Copy whichever lines contain the string "ylabel".

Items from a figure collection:
──────────────────────────────
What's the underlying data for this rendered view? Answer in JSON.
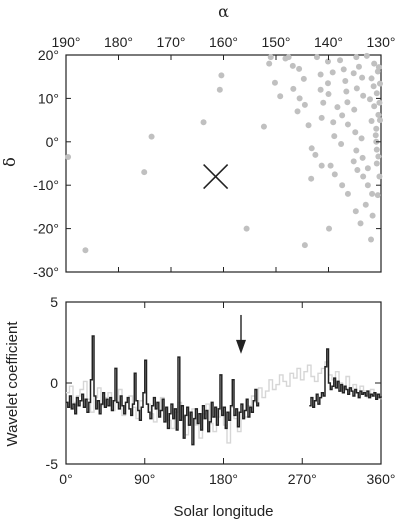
{
  "chart_data": [
    {
      "type": "scatter",
      "xlabel": "α",
      "ylabel": "δ",
      "xlim": [
        190,
        130
      ],
      "ylim": [
        -30,
        20
      ],
      "x_reversed": true,
      "x_ticks": [
        190,
        180,
        170,
        160,
        150,
        140,
        130
      ],
      "x_tick_labels": [
        "190°",
        "180°",
        "170°",
        "160°",
        "150°",
        "140°",
        "130°"
      ],
      "y_ticks": [
        -30,
        -20,
        -10,
        0,
        10,
        20
      ],
      "y_tick_labels": [
        "-30°",
        "-20°",
        "-10°",
        "0°",
        "10°",
        "20°"
      ],
      "grid": false,
      "point_color": "#c0c0c0",
      "marker": {
        "alpha": 161.5,
        "delta": -8,
        "symbol": "×",
        "color": "#222222"
      },
      "points": [
        [
          189.6,
          -3.5
        ],
        [
          186.3,
          -25
        ],
        [
          173.7,
          1.2
        ],
        [
          175.1,
          -7
        ],
        [
          160.7,
          12
        ],
        [
          160.4,
          15.3
        ],
        [
          163.8,
          4.5
        ],
        [
          155.6,
          -20
        ],
        [
          152.3,
          3.5
        ],
        [
          151.0,
          19.5
        ],
        [
          151.3,
          18
        ],
        [
          150.2,
          13.6
        ],
        [
          149.2,
          10.5
        ],
        [
          148.2,
          19.2
        ],
        [
          147.6,
          19.5
        ],
        [
          146.8,
          17.5
        ],
        [
          145.6,
          16.8
        ],
        [
          144.7,
          14.5
        ],
        [
          146.7,
          12.2
        ],
        [
          145.5,
          10
        ],
        [
          144.5,
          8.5
        ],
        [
          145.9,
          7
        ],
        [
          144.5,
          -23.8
        ],
        [
          142.2,
          19.5
        ],
        [
          141.5,
          15.5
        ],
        [
          141.5,
          12
        ],
        [
          140.1,
          18.5
        ],
        [
          139.2,
          16
        ],
        [
          140.1,
          13.5
        ],
        [
          140.0,
          11
        ],
        [
          141.0,
          9
        ],
        [
          141.3,
          5.5
        ],
        [
          143.8,
          3.8
        ],
        [
          143.2,
          -1.5
        ],
        [
          142.5,
          -3
        ],
        [
          141.3,
          -5.5
        ],
        [
          143.3,
          -8.5
        ],
        [
          139.9,
          -20
        ],
        [
          139.1,
          4.5
        ],
        [
          138.3,
          8
        ],
        [
          138.9,
          1.3
        ],
        [
          137.6,
          -0.5
        ],
        [
          139.6,
          -5.5
        ],
        [
          138.8,
          -7.5
        ],
        [
          137.4,
          -10
        ],
        [
          137.8,
          18.8
        ],
        [
          137.1,
          16.7
        ],
        [
          136.8,
          14
        ],
        [
          136.6,
          11.6
        ],
        [
          136.4,
          9.1
        ],
        [
          137.4,
          6.1
        ],
        [
          136.3,
          4
        ],
        [
          134.7,
          19.5
        ],
        [
          134.2,
          17.3
        ],
        [
          135.2,
          15.8
        ],
        [
          133.6,
          14.8
        ],
        [
          134.6,
          12.3
        ],
        [
          133.4,
          10.6
        ],
        [
          135.1,
          7.4
        ],
        [
          134.9,
          2.2
        ],
        [
          133.7,
          0.8
        ],
        [
          134.7,
          -2
        ],
        [
          135.2,
          -4.5
        ],
        [
          133.5,
          -3.7
        ],
        [
          134.5,
          -6.5
        ],
        [
          133.4,
          -8
        ],
        [
          136.3,
          -12
        ],
        [
          134.8,
          -16
        ],
        [
          133.9,
          -18.8
        ],
        [
          132.5,
          -10
        ],
        [
          131.7,
          -12
        ],
        [
          132.9,
          -14.5
        ],
        [
          131.6,
          -17
        ],
        [
          131.9,
          -22.5
        ],
        [
          132.7,
          19.8
        ],
        [
          131.3,
          18
        ],
        [
          130.6,
          16.2
        ],
        [
          131.8,
          14.6
        ],
        [
          131.4,
          12.8
        ],
        [
          130.8,
          11.2
        ],
        [
          132.1,
          9.8
        ],
        [
          131.3,
          8.2
        ],
        [
          130.5,
          6.2
        ],
        [
          131.8,
          4.8
        ],
        [
          130.9,
          3
        ],
        [
          131.0,
          1.5
        ],
        [
          130.9,
          0
        ],
        [
          130.8,
          -1.8
        ],
        [
          130.5,
          -3.4
        ],
        [
          130.8,
          -5
        ],
        [
          132.5,
          -6.1
        ],
        [
          130.3,
          -8
        ],
        [
          130.6,
          -12.3
        ],
        [
          130.4,
          17.2
        ],
        [
          130.2,
          13.4
        ],
        [
          130.3,
          9
        ],
        [
          130.2,
          5
        ]
      ]
    },
    {
      "type": "line",
      "xlabel": "Solar longitude",
      "ylabel": "Wavelet coefficient",
      "xlim": [
        0,
        360
      ],
      "ylim": [
        -5,
        5
      ],
      "x_ticks": [
        0,
        90,
        180,
        270,
        360
      ],
      "x_tick_labels": [
        "0°",
        "90°",
        "180°",
        "270°",
        "360°"
      ],
      "y_ticks": [
        -5,
        0,
        5
      ],
      "y_tick_labels": [
        "-5",
        "0",
        "5"
      ],
      "grid": false,
      "arrow_at": {
        "x": 200,
        "y_from": 4.2,
        "y_to": 1.8
      },
      "series": [
        {
          "style": "light",
          "color": "#d6d6d6",
          "x": [
            0,
            4,
            8,
            12,
            16,
            20,
            24,
            28,
            32,
            36,
            40,
            44,
            48,
            52,
            56,
            60,
            64,
            68,
            72,
            76,
            80,
            84,
            88,
            92,
            96,
            100,
            104,
            108,
            112,
            116,
            120,
            124,
            128,
            132,
            136,
            140,
            144,
            148,
            152,
            156,
            160,
            164,
            168,
            172,
            176,
            180,
            184,
            188,
            192,
            196,
            200,
            204,
            208,
            212,
            216,
            220,
            224,
            228,
            232,
            236,
            240,
            244,
            248,
            252,
            256,
            260,
            264,
            268,
            272,
            276,
            280,
            284,
            288,
            292,
            296,
            300,
            304,
            308,
            312,
            316,
            320,
            324,
            328,
            332,
            336,
            340,
            344,
            348,
            352,
            356,
            360
          ],
          "y": [
            -0.6,
            -0.2,
            -1.2,
            -0.8,
            -0.4,
            0.1,
            -1.0,
            -1.8,
            -0.9,
            -0.3,
            -1.4,
            -0.9,
            -0.6,
            -1.7,
            -1.1,
            -0.4,
            -2.0,
            -1.2,
            -0.8,
            -1.5,
            -2.2,
            -1.1,
            -0.6,
            -1.3,
            -1.9,
            -2.4,
            -1.7,
            -0.9,
            -1.6,
            -2.3,
            -2.8,
            -1.8,
            -1.2,
            -2.1,
            -3.2,
            -2.0,
            -1.6,
            -2.6,
            -3.4,
            -1.9,
            -1.3,
            -2.5,
            -3.0,
            -2.1,
            -1.7,
            -2.6,
            -3.7,
            -1.5,
            -2.2,
            -3.0,
            -1.8,
            -2.1,
            -1.4,
            -0.8,
            -1.2,
            -0.3,
            -0.9,
            -0.5,
            0.2,
            -0.4,
            -0.1,
            0.5,
            0.1,
            -0.2,
            0.6,
            0.3,
            0.9,
            0.2,
            0.7,
            1.1,
            0.4,
            0.1,
            0.6,
            0.9,
            1.3,
            0.5,
            0.2,
            0.7,
            0.0,
            -0.3,
            0.4,
            -0.4,
            -0.1,
            -0.6,
            -0.2,
            -0.5,
            -0.9,
            -0.4,
            -0.7,
            -0.9,
            -1.0
          ]
        },
        {
          "style": "dark",
          "color": "#222222",
          "x": [
            0,
            2,
            4,
            6,
            8,
            10,
            12,
            14,
            16,
            18,
            20,
            22,
            24,
            26,
            28,
            30,
            32,
            34,
            36,
            38,
            40,
            42,
            44,
            46,
            48,
            50,
            52,
            54,
            56,
            58,
            60,
            62,
            64,
            66,
            68,
            70,
            72,
            74,
            76,
            78,
            80,
            82,
            84,
            86,
            88,
            90,
            92,
            94,
            96,
            98,
            100,
            102,
            104,
            106,
            108,
            110,
            112,
            114,
            116,
            118,
            120,
            122,
            124,
            126,
            128,
            130,
            132,
            134,
            136,
            138,
            140,
            142,
            144,
            146,
            148,
            150,
            152,
            154,
            156,
            158,
            160,
            162,
            164,
            166,
            168,
            170,
            172,
            174,
            176,
            178,
            180,
            182,
            184,
            186,
            188,
            190,
            192,
            194,
            196,
            198,
            200,
            202,
            204,
            206,
            208,
            210,
            212,
            214,
            216,
            218,
            220,
            null,
            278,
            280,
            282,
            284,
            286,
            288,
            290,
            292,
            294,
            296,
            298,
            300,
            302,
            304,
            306,
            308,
            310,
            312,
            314,
            316,
            318,
            320,
            322,
            324,
            326,
            328,
            330,
            332,
            334,
            336,
            338,
            340,
            342,
            344,
            346,
            348,
            350,
            352,
            354,
            356,
            358,
            360
          ],
          "y": [
            -1.2,
            -1.5,
            -0.8,
            -1.6,
            -1.3,
            -1.9,
            -0.9,
            -1.4,
            -1.1,
            -0.7,
            -1.5,
            -1.0,
            -1.8,
            -1.2,
            0.2,
            2.9,
            -0.8,
            -1.6,
            -1.1,
            -1.9,
            -1.3,
            -0.6,
            -1.5,
            -1.0,
            -1.4,
            -0.9,
            -1.7,
            -1.1,
            0.9,
            -1.2,
            -1.6,
            -0.8,
            -1.4,
            -1.9,
            -1.2,
            -0.9,
            -1.6,
            -2.0,
            -1.3,
            0.6,
            -1.1,
            -1.7,
            -2.3,
            -1.5,
            -0.6,
            1.4,
            -1.3,
            -1.8,
            -2.2,
            -1.4,
            -0.9,
            -1.6,
            -1.2,
            -2.1,
            -1.7,
            -1.0,
            -2.4,
            -1.5,
            -2.8,
            -1.9,
            -1.3,
            -2.2,
            -1.6,
            -2.9,
            1.6,
            -2.3,
            -1.4,
            -3.4,
            -2.0,
            -1.5,
            -2.6,
            -1.8,
            -3.8,
            -2.2,
            -1.6,
            -2.5,
            -1.9,
            -2.9,
            -1.4,
            -2.2,
            -1.7,
            -3.0,
            -2.4,
            -1.2,
            -2.1,
            -1.5,
            -2.6,
            -1.6,
            0.5,
            -2.0,
            -1.5,
            -2.8,
            -1.8,
            -2.3,
            -1.4,
            0.2,
            -2.0,
            -1.6,
            -2.7,
            -1.8,
            -1.3,
            -2.2,
            -1.7,
            -1.0,
            -2.1,
            -1.5,
            -1.8,
            -1.1,
            -0.4,
            -1.4,
            -1.2,
            null,
            -1.4,
            -0.9,
            -1.5,
            -1.1,
            -0.7,
            -1.3,
            -0.9,
            -0.6,
            -0.8,
            1.0,
            2.1,
            0.0,
            -0.4,
            -0.2,
            0.3,
            -0.3,
            0.1,
            -0.5,
            -0.1,
            -0.6,
            -0.2,
            -0.4,
            -0.7,
            -0.3,
            -0.5,
            -0.8,
            -0.4,
            -0.6,
            -0.9,
            -0.5,
            -0.7,
            -0.6,
            -0.8,
            -0.5,
            -0.9,
            -0.7,
            -0.8,
            -0.6,
            -1.0,
            -0.7,
            -0.9,
            -0.8
          ]
        }
      ]
    }
  ]
}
──────────────────────────────
§ EXPECTED ANSWER
      "ylabel": "δ",
      "ylabel": "Wavelet coefficient",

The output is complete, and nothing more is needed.